= What to do =
Repeat the records below exactly as they appear.

(Extracted data entries)
===

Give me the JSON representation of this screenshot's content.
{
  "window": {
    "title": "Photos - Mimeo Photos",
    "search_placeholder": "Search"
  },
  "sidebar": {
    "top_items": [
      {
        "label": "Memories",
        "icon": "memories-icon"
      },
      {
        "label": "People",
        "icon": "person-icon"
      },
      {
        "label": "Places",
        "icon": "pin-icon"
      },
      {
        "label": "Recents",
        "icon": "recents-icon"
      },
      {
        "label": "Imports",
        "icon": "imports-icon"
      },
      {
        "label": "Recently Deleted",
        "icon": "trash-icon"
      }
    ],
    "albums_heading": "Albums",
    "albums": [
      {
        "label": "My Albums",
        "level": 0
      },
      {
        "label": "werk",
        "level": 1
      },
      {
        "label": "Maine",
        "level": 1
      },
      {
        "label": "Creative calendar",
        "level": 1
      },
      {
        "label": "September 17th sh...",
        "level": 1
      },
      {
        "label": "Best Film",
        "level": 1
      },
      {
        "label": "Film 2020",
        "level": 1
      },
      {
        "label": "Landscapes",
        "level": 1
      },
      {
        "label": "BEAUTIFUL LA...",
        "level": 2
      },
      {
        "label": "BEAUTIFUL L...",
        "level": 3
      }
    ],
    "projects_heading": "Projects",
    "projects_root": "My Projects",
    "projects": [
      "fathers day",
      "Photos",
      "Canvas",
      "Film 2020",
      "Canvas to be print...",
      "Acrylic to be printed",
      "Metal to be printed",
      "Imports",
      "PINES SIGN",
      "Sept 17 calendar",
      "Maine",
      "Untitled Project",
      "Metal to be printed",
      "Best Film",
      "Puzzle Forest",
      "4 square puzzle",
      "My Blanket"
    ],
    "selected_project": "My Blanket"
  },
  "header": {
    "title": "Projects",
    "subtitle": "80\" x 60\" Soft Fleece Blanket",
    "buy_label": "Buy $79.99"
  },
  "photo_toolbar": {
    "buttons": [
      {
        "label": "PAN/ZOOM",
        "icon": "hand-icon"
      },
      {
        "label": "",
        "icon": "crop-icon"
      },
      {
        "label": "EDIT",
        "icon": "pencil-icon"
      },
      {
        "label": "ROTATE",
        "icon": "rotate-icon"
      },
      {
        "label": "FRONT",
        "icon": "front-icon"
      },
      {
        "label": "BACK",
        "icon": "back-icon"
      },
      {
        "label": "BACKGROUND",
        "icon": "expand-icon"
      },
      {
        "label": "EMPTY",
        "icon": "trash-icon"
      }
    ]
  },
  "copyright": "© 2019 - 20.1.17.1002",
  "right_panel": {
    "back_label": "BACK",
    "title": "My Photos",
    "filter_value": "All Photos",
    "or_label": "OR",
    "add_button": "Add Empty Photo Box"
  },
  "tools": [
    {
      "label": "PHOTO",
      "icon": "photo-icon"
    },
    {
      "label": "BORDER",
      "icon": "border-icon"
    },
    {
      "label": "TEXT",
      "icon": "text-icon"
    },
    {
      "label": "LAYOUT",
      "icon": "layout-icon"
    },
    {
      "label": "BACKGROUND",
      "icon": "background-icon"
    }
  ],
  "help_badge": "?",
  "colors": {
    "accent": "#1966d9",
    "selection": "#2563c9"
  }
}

===

= Task result =
Give me the JSON representation of this screenshot's content.
{
  "window": {
    "title": "Photos - Mimeo Photos",
    "search_placeholder": "Search"
  },
  "sidebar": {
    "top_items": [
      {
        "label": "Memories",
        "icon": "memories-icon"
      },
      {
        "label": "People",
        "icon": "person-icon"
      },
      {
        "label": "Places",
        "icon": "pin-icon"
      },
      {
        "label": "Recents",
        "icon": "recents-icon"
      },
      {
        "label": "Imports",
        "icon": "imports-icon"
      },
      {
        "label": "Recently Deleted",
        "icon": "trash-icon"
      }
    ],
    "albums_heading": "Albums",
    "albums": [
      {
        "label": "My Albums",
        "level": 0
      },
      {
        "label": "werk",
        "level": 1
      },
      {
        "label": "Maine",
        "level": 1
      },
      {
        "label": "Creative calendar",
        "level": 1
      },
      {
        "label": "September 17th sh...",
        "level": 1
      },
      {
        "label": "Best Film",
        "level": 1
      },
      {
        "label": "Film 2020",
        "level": 1
      },
      {
        "label": "Landscapes",
        "level": 1
      },
      {
        "label": "BEAUTIFUL LA...",
        "level": 2
      },
      {
        "label": "BEAUTIFUL L...",
        "level": 3
      }
    ],
    "projects_heading": "Projects",
    "projects_root": "My Projects",
    "projects": [
      "fathers day",
      "Photos",
      "Canvas",
      "Film 2020",
      "Canvas to be print...",
      "Acrylic to be printed",
      "Metal to be printed",
      "Imports",
      "PINES SIGN",
      "Sept 17 calendar",
      "Maine",
      "Untitled Project",
      "Metal to be printed",
      "Best Film",
      "Puzzle Forest",
      "4 square puzzle",
      "My Blanket"
    ],
    "selected_project": "My Blanket"
  },
  "header": {
    "title": "Projects",
    "subtitle": "80\" x 60\" Soft Fleece Blanket",
    "buy_label": "Buy $79.99"
  },
  "photo_toolbar": {
    "buttons": [
      {
        "label": "PAN/ZOOM",
        "icon": "hand-icon"
      },
      {
        "label": "",
        "icon": "crop-icon"
      },
      {
        "label": "EDIT",
        "icon": "pencil-icon"
      },
      {
        "label": "ROTATE",
        "icon": "rotate-icon"
      },
      {
        "label": "FRONT",
        "icon": "front-icon"
      },
      {
        "label": "BACK",
        "icon": "back-icon"
      },
      {
        "label": "BACKGROUND",
        "icon": "expand-icon"
      },
      {
        "label": "EMPTY",
        "icon": "trash-icon"
      }
    ]
  },
  "copyright": "© 2019 - 20.1.17.1002",
  "right_panel": {
    "back_label": "BACK",
    "title": "My Photos",
    "filter_value": "All Photos",
    "or_label": "OR",
    "add_button": "Add Empty Photo Box"
  },
  "tools": [
    {
      "label": "PHOTO",
      "icon": "photo-icon"
    },
    {
      "label": "BORDER",
      "icon": "border-icon"
    },
    {
      "label": "TEXT",
      "icon": "text-icon"
    },
    {
      "label": "LAYOUT",
      "icon": "layout-icon"
    },
    {
      "label": "BACKGROUND",
      "icon": "background-icon"
    }
  ],
  "help_badge": "?",
  "colors": {
    "accent": "#1966d9",
    "selection": "#2563c9"
  }
}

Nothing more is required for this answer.